╭─ Source records

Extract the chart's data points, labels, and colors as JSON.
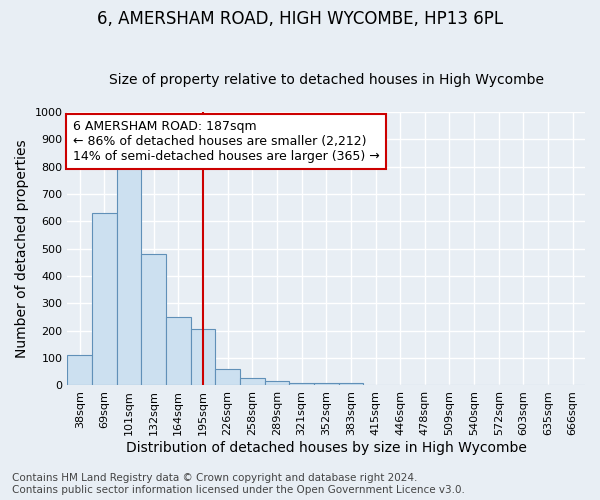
{
  "title": "6, AMERSHAM ROAD, HIGH WYCOMBE, HP13 6PL",
  "subtitle": "Size of property relative to detached houses in High Wycombe",
  "xlabel": "Distribution of detached houses by size in High Wycombe",
  "ylabel": "Number of detached properties",
  "categories": [
    "38sqm",
    "69sqm",
    "101sqm",
    "132sqm",
    "164sqm",
    "195sqm",
    "226sqm",
    "258sqm",
    "289sqm",
    "321sqm",
    "352sqm",
    "383sqm",
    "415sqm",
    "446sqm",
    "478sqm",
    "509sqm",
    "540sqm",
    "572sqm",
    "603sqm",
    "635sqm",
    "666sqm"
  ],
  "values": [
    110,
    630,
    805,
    480,
    250,
    205,
    60,
    28,
    15,
    10,
    10,
    10,
    0,
    0,
    0,
    0,
    0,
    0,
    0,
    0,
    0
  ],
  "bar_color": "#cce0f0",
  "bar_edge_color": "#6090b8",
  "red_line_index": 5,
  "annotation_text_line1": "6 AMERSHAM ROAD: 187sqm",
  "annotation_text_line2": "← 86% of detached houses are smaller (2,212)",
  "annotation_text_line3": "14% of semi-detached houses are larger (365) →",
  "annotation_box_color": "#ffffff",
  "annotation_box_edge_color": "#cc0000",
  "ylim": [
    0,
    1000
  ],
  "yticks": [
    0,
    100,
    200,
    300,
    400,
    500,
    600,
    700,
    800,
    900,
    1000
  ],
  "footer_line1": "Contains HM Land Registry data © Crown copyright and database right 2024.",
  "footer_line2": "Contains public sector information licensed under the Open Government Licence v3.0.",
  "bg_color": "#e8eef4",
  "plot_bg_color": "#e8eef4",
  "grid_color": "#ffffff",
  "title_fontsize": 12,
  "subtitle_fontsize": 10,
  "axis_label_fontsize": 10,
  "tick_fontsize": 8,
  "footer_fontsize": 7.5,
  "annotation_fontsize": 9
}
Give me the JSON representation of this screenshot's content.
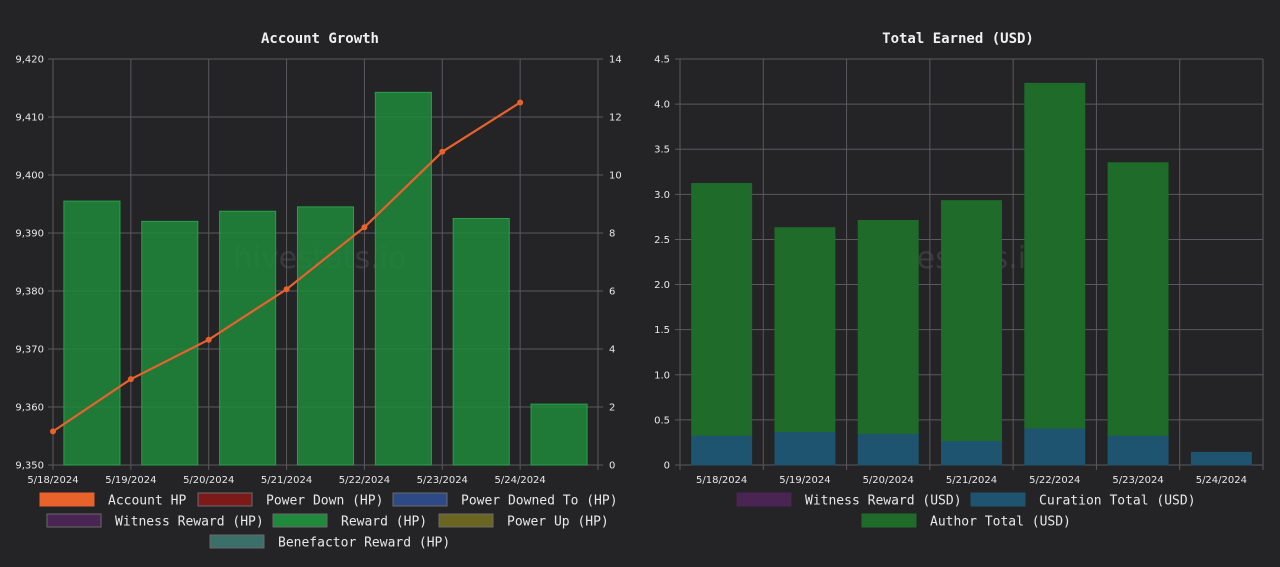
{
  "watermark": "hivestats.io",
  "chart_data": [
    {
      "type": "bar",
      "title": "Account Growth",
      "categories": [
        "5/18/2024",
        "5/19/2024",
        "5/20/2024",
        "5/21/2024",
        "5/22/2024",
        "5/23/2024",
        "5/24/2024"
      ],
      "y_left": {
        "min": 9350,
        "max": 9420,
        "ticks": [
          "9,350",
          "9,360",
          "9,370",
          "9,380",
          "9,390",
          "9,400",
          "9,410",
          "9,420"
        ]
      },
      "y_right": {
        "min": 0,
        "max": 14,
        "ticks": [
          "0",
          "2",
          "4",
          "6",
          "8",
          "10",
          "12",
          "14"
        ]
      },
      "grid": true,
      "legend_position": "bottom",
      "series": [
        {
          "name": "Account HP",
          "kind": "line",
          "axis": "left",
          "color": "#e8622c",
          "values": [
            9355.8,
            9364.8,
            9371.6,
            9380.3,
            9391.0,
            9404.0,
            9412.5
          ]
        },
        {
          "name": "Power Down (HP)",
          "kind": "bar",
          "axis": "right",
          "color": "#7c1a1a",
          "values": [
            0,
            0,
            0,
            0,
            0,
            0,
            0
          ]
        },
        {
          "name": "Power Downed To (HP)",
          "kind": "bar",
          "axis": "right",
          "color": "#2e4a86",
          "values": [
            0,
            0,
            0,
            0,
            0,
            0,
            0
          ]
        },
        {
          "name": "Witness Reward (HP)",
          "kind": "bar",
          "axis": "right",
          "color": "#4a2452",
          "values": [
            0,
            0,
            0,
            0,
            0,
            0,
            0
          ]
        },
        {
          "name": "Reward (HP)",
          "kind": "bar",
          "axis": "right",
          "color": "#1f8a3c",
          "values": [
            9.1,
            8.4,
            8.75,
            8.9,
            12.85,
            8.5,
            2.1
          ]
        },
        {
          "name": "Power Up (HP)",
          "kind": "bar",
          "axis": "right",
          "color": "#6a6520",
          "values": [
            0,
            0,
            0,
            0,
            0,
            0,
            0
          ]
        },
        {
          "name": "Benefactor Reward (HP)",
          "kind": "bar",
          "axis": "right",
          "color": "#3a6f6a",
          "values": [
            0,
            0,
            0,
            0,
            0,
            0,
            0
          ]
        }
      ]
    },
    {
      "type": "bar",
      "title": "Total Earned (USD)",
      "categories": [
        "5/18/2024",
        "5/19/2024",
        "5/20/2024",
        "5/21/2024",
        "5/22/2024",
        "5/23/2024",
        "5/24/2024"
      ],
      "stacked": true,
      "y": {
        "min": 0,
        "max": 4.5,
        "ticks": [
          "0",
          "0.5",
          "1.0",
          "1.5",
          "2.0",
          "2.5",
          "3.0",
          "3.5",
          "4.0",
          "4.5"
        ]
      },
      "grid": true,
      "legend_position": "bottom",
      "series": [
        {
          "name": "Witness Reward (USD)",
          "color": "#4a2452",
          "values": [
            0,
            0,
            0,
            0,
            0,
            0,
            0
          ]
        },
        {
          "name": "Curation Total (USD)",
          "color": "#1e5470",
          "values": [
            0.33,
            0.37,
            0.35,
            0.27,
            0.41,
            0.33,
            0.14
          ]
        },
        {
          "name": "Author Total (USD)",
          "color": "#1e6b2a",
          "values": [
            2.79,
            2.26,
            2.36,
            2.66,
            3.82,
            3.02,
            0
          ]
        }
      ]
    }
  ]
}
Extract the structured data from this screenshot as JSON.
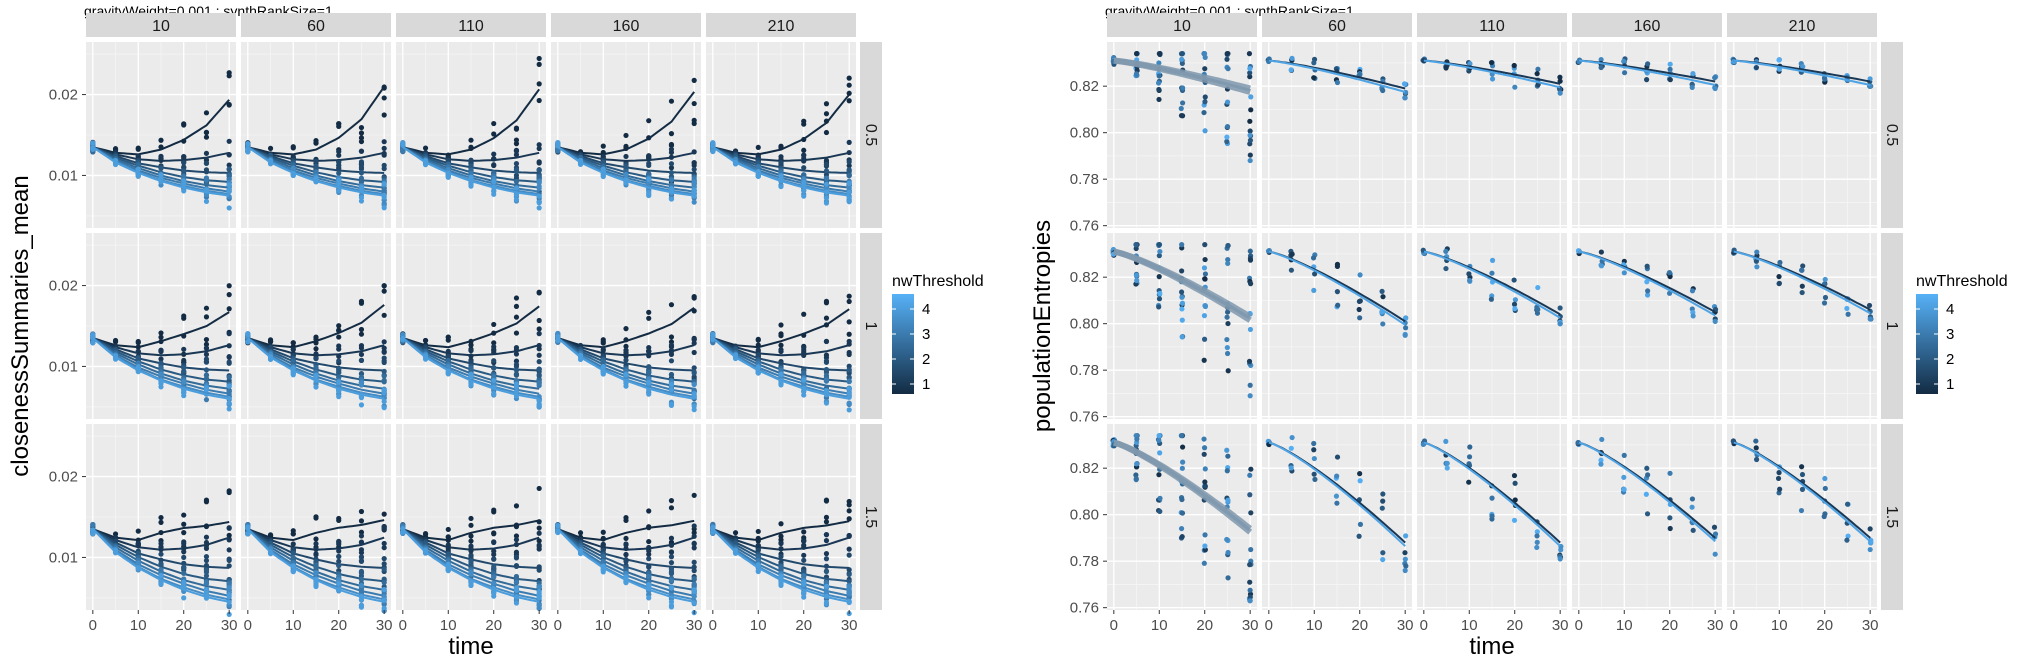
{
  "chart_data": [
    {
      "type": "scatter",
      "title": "gravityWeight=0.001 ; synthRankSize=1",
      "xlabel": "time",
      "ylabel": "closenessSummaries_mean",
      "col_facets": [
        "10",
        "60",
        "110",
        "160",
        "210"
      ],
      "row_facets": [
        "0.5",
        "1",
        "1.5"
      ],
      "x_ticks": [
        0,
        10,
        20,
        30
      ],
      "xlim": [
        -1.5,
        31.5
      ],
      "y_ticks": [
        0.01,
        0.02
      ],
      "y_tick_labels": [
        "0.01",
        "0.02"
      ],
      "ylim": [
        0.0035,
        0.0265
      ],
      "x": [
        0,
        5,
        10,
        15,
        20,
        25,
        30
      ],
      "legend": {
        "title": "nwThreshold",
        "ticks": [
          1,
          2,
          3,
          4
        ],
        "range": [
          0.6,
          4.6
        ],
        "position": "right"
      },
      "grid": true,
      "series_note": "one smoothed line per nwThreshold level; points show replicate spread",
      "series": [
        {
          "nwThreshold": 0.5,
          "values": [
            0.0135,
            0.0128,
            0.0126,
            0.0132,
            0.0145,
            0.0165,
            0.02
          ]
        },
        {
          "nwThreshold": 1.0,
          "values": [
            0.0135,
            0.0126,
            0.012,
            0.0118,
            0.0119,
            0.0122,
            0.0128
          ]
        },
        {
          "nwThreshold": 1.5,
          "values": [
            0.0135,
            0.0124,
            0.0115,
            0.011,
            0.0106,
            0.0104,
            0.0103
          ]
        },
        {
          "nwThreshold": 2.0,
          "values": [
            0.0135,
            0.0122,
            0.0112,
            0.0104,
            0.0098,
            0.0094,
            0.0092
          ]
        },
        {
          "nwThreshold": 2.5,
          "values": [
            0.0135,
            0.012,
            0.0109,
            0.01,
            0.0093,
            0.0088,
            0.0085
          ]
        },
        {
          "nwThreshold": 3.0,
          "values": [
            0.0135,
            0.0118,
            0.0106,
            0.0097,
            0.009,
            0.0084,
            0.008
          ]
        },
        {
          "nwThreshold": 3.5,
          "values": [
            0.0135,
            0.0117,
            0.0104,
            0.0094,
            0.0087,
            0.0081,
            0.0077
          ]
        },
        {
          "nwThreshold": 4.0,
          "values": [
            0.0135,
            0.0116,
            0.0103,
            0.0093,
            0.0085,
            0.0079,
            0.0075
          ]
        }
      ]
    },
    {
      "type": "scatter",
      "title": "gravityWeight=0.001 ; synthRankSize=1",
      "xlabel": "time",
      "ylabel": "populationEntropies",
      "col_facets": [
        "10",
        "60",
        "110",
        "160",
        "210"
      ],
      "row_facets": [
        "0.5",
        "1",
        "1.5"
      ],
      "x_ticks": [
        0,
        10,
        20,
        30
      ],
      "xlim": [
        -1.5,
        31.5
      ],
      "y_ticks": [
        0.76,
        0.78,
        0.8,
        0.82
      ],
      "y_tick_labels": [
        "0.76",
        "0.78",
        "0.80",
        "0.82"
      ],
      "ylim": [
        0.759,
        0.839
      ],
      "x": [
        0,
        5,
        10,
        15,
        20,
        25,
        30
      ],
      "legend": {
        "title": "nwThreshold",
        "ticks": [
          1,
          2,
          3,
          4
        ],
        "range": [
          0.6,
          4.6
        ],
        "position": "right"
      },
      "grid": true,
      "trend_start": 0.831,
      "trend_end": {
        "0.5": [
          0.819,
          0.819,
          0.821,
          0.822,
          0.822
        ],
        "1": [
          0.803,
          0.801,
          0.804,
          0.805,
          0.806
        ],
        "1.5": [
          0.794,
          0.788,
          0.788,
          0.79,
          0.79
        ]
      },
      "min_values": {
        "0.5": [
          0.788,
          0.815,
          0.817,
          0.819,
          0.82
        ],
        "1": [
          0.769,
          0.795,
          0.8,
          0.801,
          0.802
        ],
        "1.5": [
          0.763,
          0.776,
          0.781,
          0.783,
          0.785
        ]
      }
    }
  ]
}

╰─

Given request. Identify every line holding the word "name" and copy it out.

Completed task.
          "name": "Account HP",
          "name": "Power Down (HP)",
          "name": "Power Downed To (HP)",
          "name": "Witness Reward (HP)",
          "name": "Reward (HP)",
          "name": "Power Up (HP)",
          "name": "Benefactor Reward (HP)",
          "name": "Witness Reward (USD)",
          "name": "Curation Total (USD)",
          "name": "Author Total (USD)",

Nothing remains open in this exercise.